Stored entries
┌──

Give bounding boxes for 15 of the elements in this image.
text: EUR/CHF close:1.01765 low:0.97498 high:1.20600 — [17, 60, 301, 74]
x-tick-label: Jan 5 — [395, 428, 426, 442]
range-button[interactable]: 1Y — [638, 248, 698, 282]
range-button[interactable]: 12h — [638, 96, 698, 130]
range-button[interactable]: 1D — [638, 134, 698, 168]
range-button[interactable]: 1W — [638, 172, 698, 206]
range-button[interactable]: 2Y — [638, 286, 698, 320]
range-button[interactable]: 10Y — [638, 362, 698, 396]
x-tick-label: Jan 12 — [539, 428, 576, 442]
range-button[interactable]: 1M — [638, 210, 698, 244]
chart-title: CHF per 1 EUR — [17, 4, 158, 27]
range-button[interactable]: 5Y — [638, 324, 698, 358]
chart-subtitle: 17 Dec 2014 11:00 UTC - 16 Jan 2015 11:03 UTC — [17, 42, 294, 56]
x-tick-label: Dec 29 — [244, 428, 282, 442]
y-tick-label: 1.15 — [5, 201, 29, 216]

└──

Exercise details: Put the stretch from the start of the rows through the line that contains "range-button[interactable]: 12h —" into a Markdown table with the columns Row and Line, numbering each line and leaving out blank lines.

Solution for this exercise:
| Row | Line |
|---|---|
| 1 | Give bounding boxes for 15 of the elements in this image. |
| 2 | text: EUR/CHF close:1.01765 low:0.97498 high:1.20600 — [17, 60, 301, 74] |
| 3 | x-tick-label: Jan 5 — [395, 428, 426, 442] |
| 4 | range-button[interactable]: 1Y — [638, 248, 698, 282] |
| 5 | range-button[interactable]: 12h — [638, 96, 698, 130] |